• [Written exercise]: Give every line of the material again, exactly as written.

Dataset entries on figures
-- start --

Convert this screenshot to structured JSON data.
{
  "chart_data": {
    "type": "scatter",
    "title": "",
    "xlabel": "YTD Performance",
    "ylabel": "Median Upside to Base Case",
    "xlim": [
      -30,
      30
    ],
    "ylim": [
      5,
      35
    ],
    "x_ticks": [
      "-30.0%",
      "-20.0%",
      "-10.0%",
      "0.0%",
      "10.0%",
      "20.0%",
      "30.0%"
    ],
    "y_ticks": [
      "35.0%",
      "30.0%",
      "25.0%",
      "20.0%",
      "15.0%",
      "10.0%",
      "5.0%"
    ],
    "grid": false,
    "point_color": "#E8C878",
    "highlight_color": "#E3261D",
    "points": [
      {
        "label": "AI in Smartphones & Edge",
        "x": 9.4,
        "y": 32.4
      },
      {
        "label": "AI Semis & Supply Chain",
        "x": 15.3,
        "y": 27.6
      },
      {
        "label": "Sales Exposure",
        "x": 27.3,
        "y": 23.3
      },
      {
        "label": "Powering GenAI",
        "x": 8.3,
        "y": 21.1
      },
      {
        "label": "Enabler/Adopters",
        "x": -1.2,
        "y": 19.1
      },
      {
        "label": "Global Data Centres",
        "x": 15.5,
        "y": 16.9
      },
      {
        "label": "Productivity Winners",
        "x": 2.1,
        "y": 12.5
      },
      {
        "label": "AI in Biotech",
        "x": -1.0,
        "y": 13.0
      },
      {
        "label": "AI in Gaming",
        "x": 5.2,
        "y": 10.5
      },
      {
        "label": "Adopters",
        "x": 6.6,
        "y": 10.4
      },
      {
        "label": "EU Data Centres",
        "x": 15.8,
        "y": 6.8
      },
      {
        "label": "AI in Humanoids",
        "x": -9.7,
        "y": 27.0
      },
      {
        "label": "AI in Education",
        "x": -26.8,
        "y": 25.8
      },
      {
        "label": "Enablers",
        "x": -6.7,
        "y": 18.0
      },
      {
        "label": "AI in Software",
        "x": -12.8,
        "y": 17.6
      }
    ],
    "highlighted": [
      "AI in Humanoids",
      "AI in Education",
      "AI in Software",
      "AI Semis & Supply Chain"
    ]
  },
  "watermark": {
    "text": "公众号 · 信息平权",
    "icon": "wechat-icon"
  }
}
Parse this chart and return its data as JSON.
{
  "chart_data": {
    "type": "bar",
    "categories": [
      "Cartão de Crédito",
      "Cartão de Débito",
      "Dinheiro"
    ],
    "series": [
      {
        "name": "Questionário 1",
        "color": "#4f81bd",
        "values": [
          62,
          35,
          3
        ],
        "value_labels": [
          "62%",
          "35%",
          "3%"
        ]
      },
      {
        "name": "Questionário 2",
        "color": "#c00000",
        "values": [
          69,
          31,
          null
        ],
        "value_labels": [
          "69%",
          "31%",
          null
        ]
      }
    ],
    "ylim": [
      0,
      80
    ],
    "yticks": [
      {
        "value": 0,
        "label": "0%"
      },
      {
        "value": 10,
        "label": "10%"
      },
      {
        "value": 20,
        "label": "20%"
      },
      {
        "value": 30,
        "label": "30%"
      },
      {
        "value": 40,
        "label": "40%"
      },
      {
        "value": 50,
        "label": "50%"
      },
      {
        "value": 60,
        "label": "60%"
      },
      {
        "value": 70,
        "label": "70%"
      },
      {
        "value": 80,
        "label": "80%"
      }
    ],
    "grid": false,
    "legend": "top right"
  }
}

-- end --

• [Exercise output]:
Convert this screenshot to structured JSON data.
{
  "chart_data": {
    "type": "scatter",
    "title": "",
    "xlabel": "YTD Performance",
    "ylabel": "Median Upside to Base Case",
    "xlim": [
      -30,
      30
    ],
    "ylim": [
      5,
      35
    ],
    "x_ticks": [
      "-30.0%",
      "-20.0%",
      "-10.0%",
      "0.0%",
      "10.0%",
      "20.0%",
      "30.0%"
    ],
    "y_ticks": [
      "35.0%",
      "30.0%",
      "25.0%",
      "20.0%",
      "15.0%",
      "10.0%",
      "5.0%"
    ],
    "grid": false,
    "point_color": "#E8C878",
    "highlight_color": "#E3261D",
    "points": [
      {
        "label": "AI in Smartphones & Edge",
        "x": 9.4,
        "y": 32.4
      },
      {
        "label": "AI Semis & Supply Chain",
        "x": 15.3,
        "y": 27.6
      },
      {
        "label": "Sales Exposure",
        "x": 27.3,
        "y": 23.3
      },
      {
        "label": "Powering GenAI",
        "x": 8.3,
        "y": 21.1
      },
      {
        "label": "Enabler/Adopters",
        "x": -1.2,
        "y": 19.1
      },
      {
        "label": "Global Data Centres",
        "x": 15.5,
        "y": 16.9
      },
      {
        "label": "Productivity Winners",
        "x": 2.1,
        "y": 12.5
      },
      {
        "label": "AI in Biotech",
        "x": -1.0,
        "y": 13.0
      },
      {
        "label": "AI in Gaming",
        "x": 5.2,
        "y": 10.5
      },
      {
        "label": "Adopters",
        "x": 6.6,
        "y": 10.4
      },
      {
        "label": "EU Data Centres",
        "x": 15.8,
        "y": 6.8
      },
      {
        "label": "AI in Humanoids",
        "x": -9.7,
        "y": 27.0
      },
      {
        "label": "AI in Education",
        "x": -26.8,
        "y": 25.8
      },
      {
        "label": "Enablers",
        "x": -6.7,
        "y": 18.0
      },
      {
        "label": "AI in Software",
        "x": -12.8,
        "y": 17.6
      }
    ],
    "highlighted": [
      "AI in Humanoids",
      "AI in Education",
      "AI in Software",
      "AI Semis & Supply Chain"
    ]
  },
  "watermark": {
    "text": "公众号 · 信息平权",
    "icon": "wechat-icon"
  }
}
Parse this chart and return its data as JSON.
{
  "chart_data": {
    "type": "bar",
    "categories": [
      "Cartão de Crédito",
      "Cartão de Débito",
      "Dinheiro"
    ],
    "series": [
      {
        "name": "Questionário 1",
        "color": "#4f81bd",
        "values": [
          62,
          35,
          3
        ],
        "value_labels": [
          "62%",
          "35%",
          "3%"
        ]
      },
      {
        "name": "Questionário 2",
        "color": "#c00000",
        "values": [
          69,
          31,
          null
        ],
        "value_labels": [
          "69%",
          "31%",
          null
        ]
      }
    ],
    "ylim": [
      0,
      80
    ],
    "yticks": [
      {
        "value": 0,
        "label": "0%"
      },
      {
        "value": 10,
        "label": "10%"
      },
      {
        "value": 20,
        "label": "20%"
      },
      {
        "value": 30,
        "label": "30%"
      },
      {
        "value": 40,
        "label": "40%"
      },
      {
        "value": 50,
        "label": "50%"
      },
      {
        "value": 60,
        "label": "60%"
      },
      {
        "value": 70,
        "label": "70%"
      },
      {
        "value": 80,
        "label": "80%"
      }
    ],
    "grid": false,
    "legend": "top right"
  }
}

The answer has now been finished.